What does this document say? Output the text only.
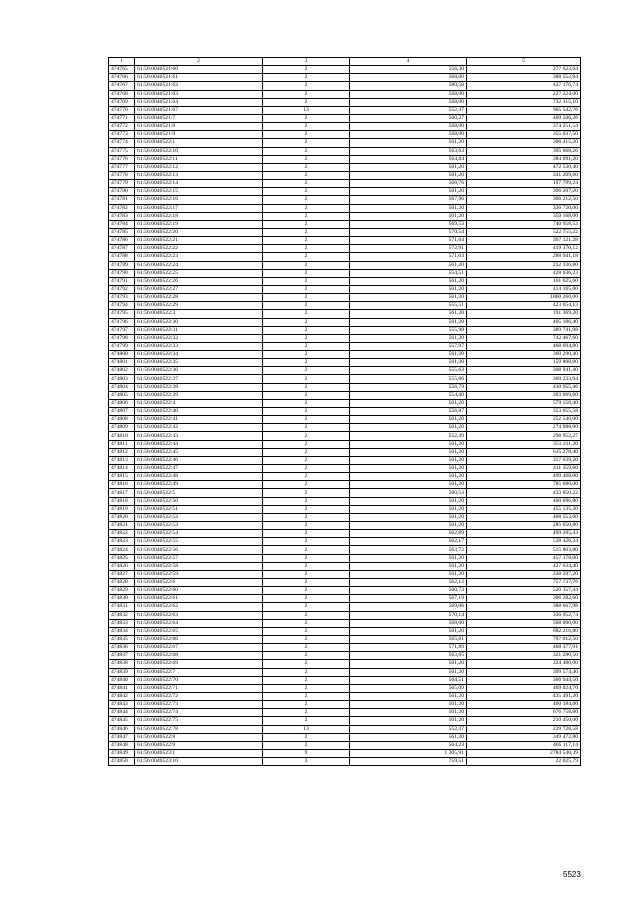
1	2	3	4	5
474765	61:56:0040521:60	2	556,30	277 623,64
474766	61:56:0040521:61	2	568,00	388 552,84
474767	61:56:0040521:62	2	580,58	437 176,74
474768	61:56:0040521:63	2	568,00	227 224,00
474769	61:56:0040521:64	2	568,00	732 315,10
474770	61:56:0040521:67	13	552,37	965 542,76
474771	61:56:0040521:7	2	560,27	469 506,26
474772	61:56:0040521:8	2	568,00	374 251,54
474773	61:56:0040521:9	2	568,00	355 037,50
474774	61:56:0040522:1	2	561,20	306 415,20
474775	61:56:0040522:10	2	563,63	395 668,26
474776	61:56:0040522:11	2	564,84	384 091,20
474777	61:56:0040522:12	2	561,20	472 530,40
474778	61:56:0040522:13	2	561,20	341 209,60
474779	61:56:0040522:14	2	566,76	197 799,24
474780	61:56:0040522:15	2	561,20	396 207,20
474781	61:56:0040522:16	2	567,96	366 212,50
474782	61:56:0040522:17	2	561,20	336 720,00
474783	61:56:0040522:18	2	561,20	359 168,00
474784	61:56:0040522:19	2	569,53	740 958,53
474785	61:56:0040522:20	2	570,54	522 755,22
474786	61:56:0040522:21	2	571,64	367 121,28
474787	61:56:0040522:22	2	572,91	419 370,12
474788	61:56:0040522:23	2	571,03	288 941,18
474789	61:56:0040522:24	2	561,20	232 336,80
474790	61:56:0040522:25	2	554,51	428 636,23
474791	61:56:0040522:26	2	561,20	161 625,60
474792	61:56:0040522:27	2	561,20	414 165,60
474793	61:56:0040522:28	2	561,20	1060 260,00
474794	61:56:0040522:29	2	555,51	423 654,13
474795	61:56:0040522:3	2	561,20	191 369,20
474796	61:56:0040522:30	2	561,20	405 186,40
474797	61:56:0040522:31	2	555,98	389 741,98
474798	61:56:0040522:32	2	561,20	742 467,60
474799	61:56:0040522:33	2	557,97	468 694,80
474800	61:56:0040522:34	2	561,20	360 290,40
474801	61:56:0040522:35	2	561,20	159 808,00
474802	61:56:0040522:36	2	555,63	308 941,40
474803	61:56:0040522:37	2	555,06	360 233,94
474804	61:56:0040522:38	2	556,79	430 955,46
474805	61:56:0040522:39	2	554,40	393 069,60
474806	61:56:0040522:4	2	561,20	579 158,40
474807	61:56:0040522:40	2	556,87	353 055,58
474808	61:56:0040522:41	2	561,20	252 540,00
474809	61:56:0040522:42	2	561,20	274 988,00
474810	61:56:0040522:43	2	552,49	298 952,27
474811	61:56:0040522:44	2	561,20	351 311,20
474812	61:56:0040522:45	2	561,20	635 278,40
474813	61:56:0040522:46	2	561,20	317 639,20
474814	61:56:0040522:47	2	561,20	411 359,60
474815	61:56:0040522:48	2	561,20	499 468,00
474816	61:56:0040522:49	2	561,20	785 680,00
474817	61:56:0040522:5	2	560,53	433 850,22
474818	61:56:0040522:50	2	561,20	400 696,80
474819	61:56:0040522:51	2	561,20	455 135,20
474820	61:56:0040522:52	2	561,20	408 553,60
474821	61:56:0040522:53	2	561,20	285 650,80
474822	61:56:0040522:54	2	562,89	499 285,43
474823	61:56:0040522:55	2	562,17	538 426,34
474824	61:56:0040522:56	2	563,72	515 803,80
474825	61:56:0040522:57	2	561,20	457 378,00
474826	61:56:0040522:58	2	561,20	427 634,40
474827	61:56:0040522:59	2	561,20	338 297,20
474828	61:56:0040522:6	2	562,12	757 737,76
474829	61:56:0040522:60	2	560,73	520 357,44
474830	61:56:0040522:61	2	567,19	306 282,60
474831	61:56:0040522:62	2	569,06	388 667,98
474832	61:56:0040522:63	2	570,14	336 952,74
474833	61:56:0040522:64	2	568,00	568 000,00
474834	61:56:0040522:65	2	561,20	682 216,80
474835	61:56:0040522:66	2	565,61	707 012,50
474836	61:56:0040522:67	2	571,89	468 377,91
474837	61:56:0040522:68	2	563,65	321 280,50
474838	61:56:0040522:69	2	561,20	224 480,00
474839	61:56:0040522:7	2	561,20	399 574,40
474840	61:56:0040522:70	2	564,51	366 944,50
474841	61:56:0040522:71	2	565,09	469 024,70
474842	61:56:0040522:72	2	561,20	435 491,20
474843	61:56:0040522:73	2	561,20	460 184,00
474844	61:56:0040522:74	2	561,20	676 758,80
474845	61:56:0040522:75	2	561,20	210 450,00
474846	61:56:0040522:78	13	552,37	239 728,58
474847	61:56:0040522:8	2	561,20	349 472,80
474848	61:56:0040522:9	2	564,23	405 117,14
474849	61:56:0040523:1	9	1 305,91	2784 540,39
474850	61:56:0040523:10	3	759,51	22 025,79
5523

--

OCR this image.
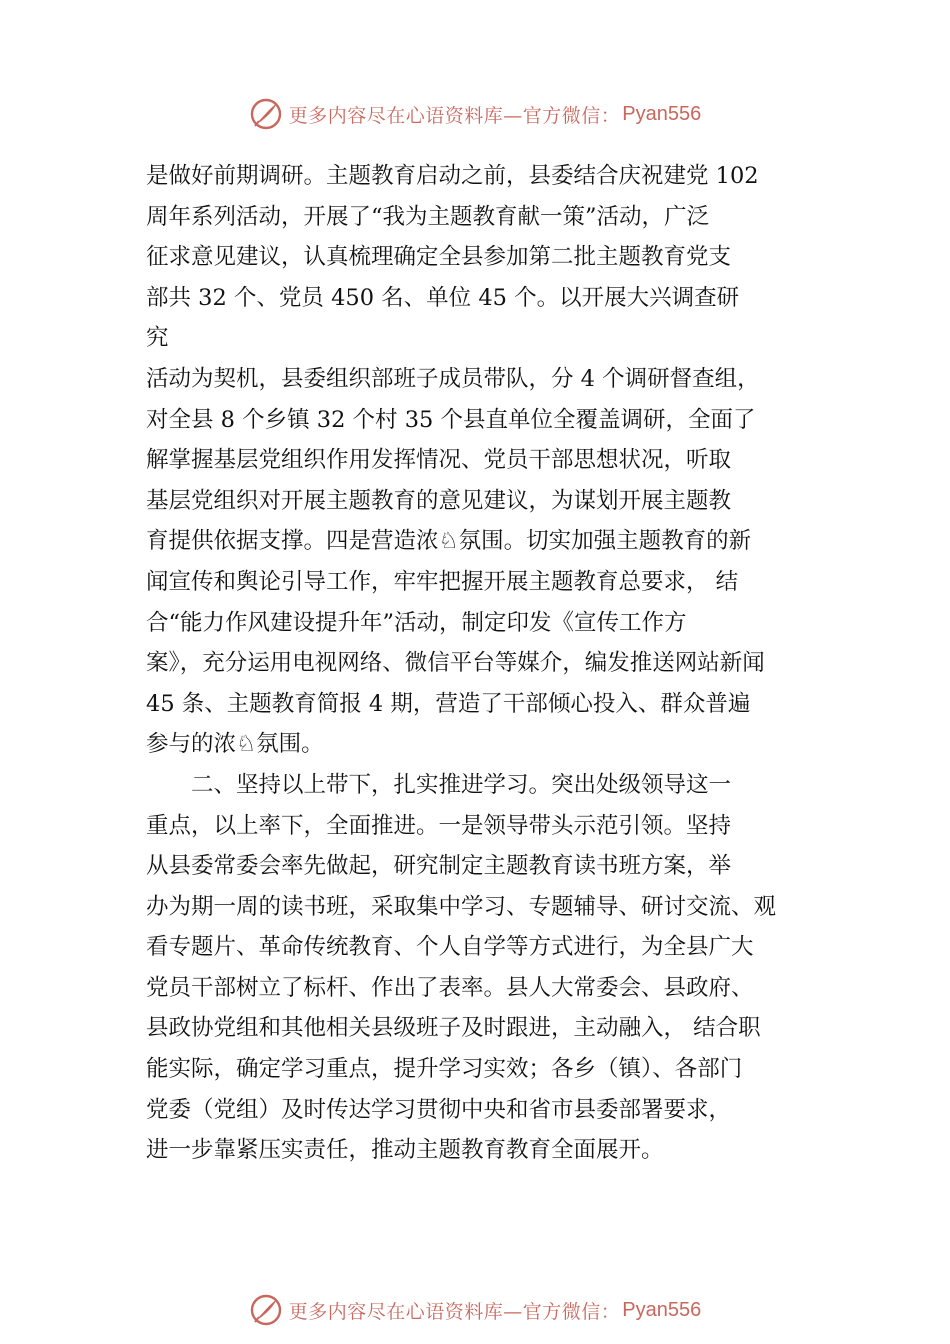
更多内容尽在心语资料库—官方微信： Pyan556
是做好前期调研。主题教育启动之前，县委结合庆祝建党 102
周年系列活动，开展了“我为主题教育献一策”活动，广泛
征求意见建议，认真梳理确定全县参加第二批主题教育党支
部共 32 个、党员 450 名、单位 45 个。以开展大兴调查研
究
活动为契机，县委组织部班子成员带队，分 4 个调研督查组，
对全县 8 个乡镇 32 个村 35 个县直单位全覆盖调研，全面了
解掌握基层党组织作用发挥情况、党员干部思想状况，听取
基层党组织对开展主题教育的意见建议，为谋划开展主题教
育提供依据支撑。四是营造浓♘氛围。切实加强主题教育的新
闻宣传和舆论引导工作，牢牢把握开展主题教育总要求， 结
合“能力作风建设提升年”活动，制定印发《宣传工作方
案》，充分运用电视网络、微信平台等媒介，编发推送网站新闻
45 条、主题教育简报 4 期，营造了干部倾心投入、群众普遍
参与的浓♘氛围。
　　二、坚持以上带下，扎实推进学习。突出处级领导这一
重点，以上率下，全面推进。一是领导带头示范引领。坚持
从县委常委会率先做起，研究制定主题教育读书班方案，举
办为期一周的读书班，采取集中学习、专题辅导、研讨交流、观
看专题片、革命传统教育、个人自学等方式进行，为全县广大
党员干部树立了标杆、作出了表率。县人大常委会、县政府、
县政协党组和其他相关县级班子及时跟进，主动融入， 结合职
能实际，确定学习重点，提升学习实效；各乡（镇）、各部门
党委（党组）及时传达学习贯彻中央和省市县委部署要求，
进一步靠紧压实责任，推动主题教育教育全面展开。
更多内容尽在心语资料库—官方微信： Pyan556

Given exercise:
Identify the lines of the entries containing the string "this". Copy each such line.

Task answer:
What does this document say? Output the text only.
OCR this image.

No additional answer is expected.